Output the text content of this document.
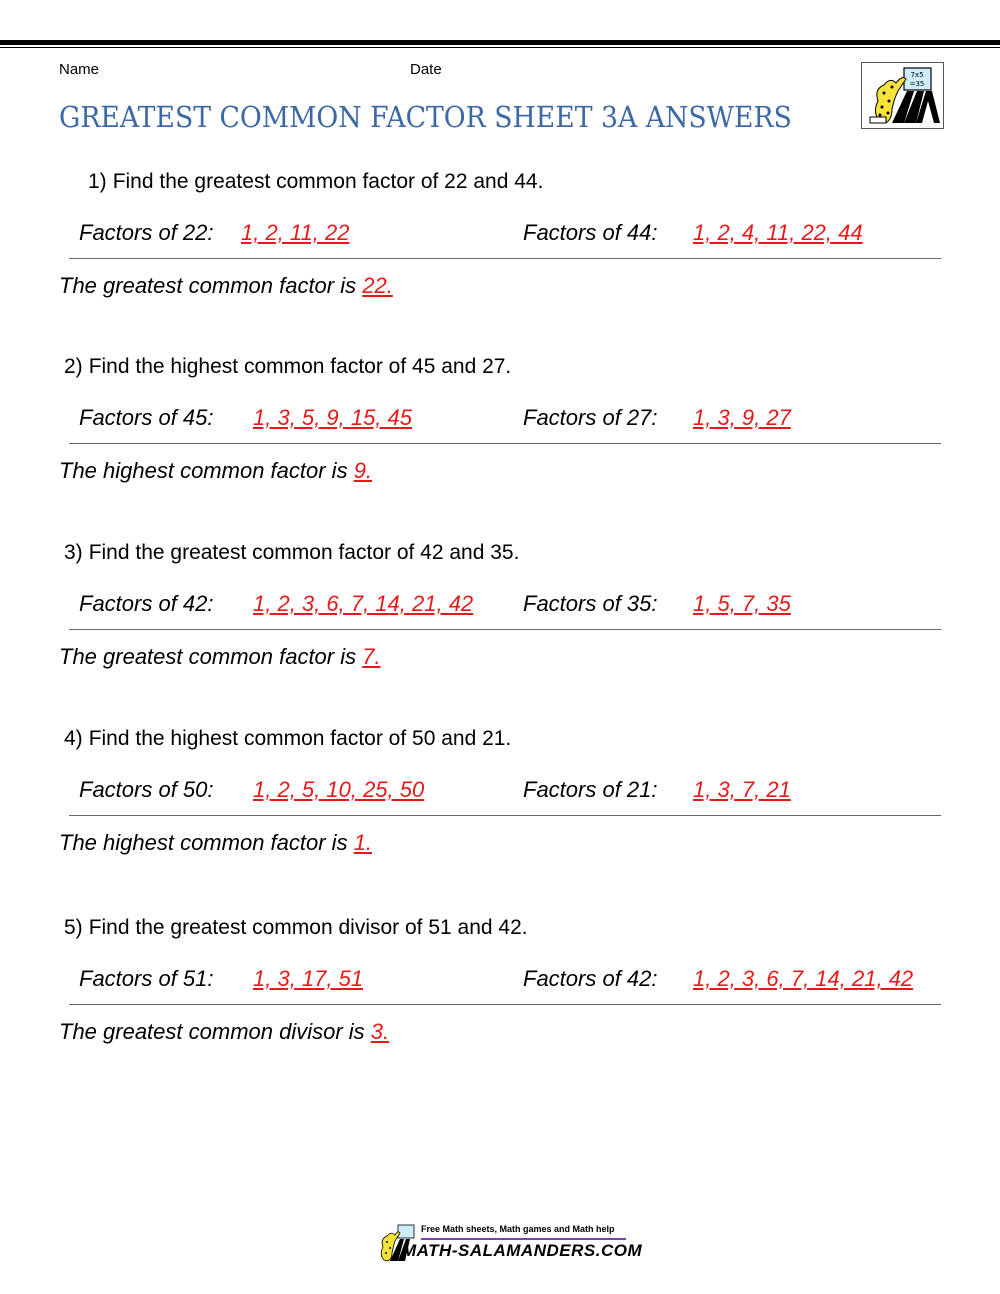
Name	Date
GREATEST COMMON FACTOR SHEET 3A ANSWERS
7x5
=35
1) Find the greatest common factor of 22 and 44.
Factors of 22: 1, 2, 11, 22	Factors of 44: 1, 2, 4, 11, 22, 44
The greatest common factor is 22.
2) Find the highest common factor of 45 and 27.
Factors of 45: 1, 3, 5, 9, 15, 45	Factors of 27: 1, 3, 9, 27
The highest common factor is 9.
3) Find the greatest common factor of 42 and 35.
Factors of 42: 1, 2, 3, 6, 7, 14, 21, 42 Factors of 35: 1, 5, 7, 35
The greatest common factor is 7.
4) Find the highest common factor of 50 and 21.
Factors of 50: 1, 2, 5, 10, 25, 50	Factors of 21: 1, 3, 7, 21
The highest common factor is 1.
5) Find the greatest common divisor of 51 and 42.
Factors of 51: 1, 3, 17, 51	Factors of 42: 1, 2, 3, 6, 7, 14, 21, 42
The greatest common divisor is 3.
Free Math sheets, Math games and Math help
MATH-SALAMANDERS.COM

Request = Set down the material above as is, without any pictures.

Task solution =
Output the text content of this document.
Name	Date
GREATEST COMMON FACTOR SHEET 3A ANSWERS
7x5
=35
1) Find the greatest common factor of 22 and 44.
Factors of 22: 1, 2, 11, 22	Factors of 44: 1, 2, 4, 11, 22, 44
The greatest common factor is 22.
2) Find the highest common factor of 45 and 27.
Factors of 45: 1, 3, 5, 9, 15, 45	Factors of 27: 1, 3, 9, 27
The highest common factor is 9.
3) Find the greatest common factor of 42 and 35.
Factors of 42: 1, 2, 3, 6, 7, 14, 21, 42 Factors of 35: 1, 5, 7, 35
The greatest common factor is 7.
4) Find the highest common factor of 50 and 21.
Factors of 50: 1, 2, 5, 10, 25, 50	Factors of 21: 1, 3, 7, 21
The highest common factor is 1.
5) Find the greatest common divisor of 51 and 42.
Factors of 51: 1, 3, 17, 51	Factors of 42: 1, 2, 3, 6, 7, 14, 21, 42
The greatest common divisor is 3.
Free Math sheets, Math games and Math help
MATH-SALAMANDERS.COM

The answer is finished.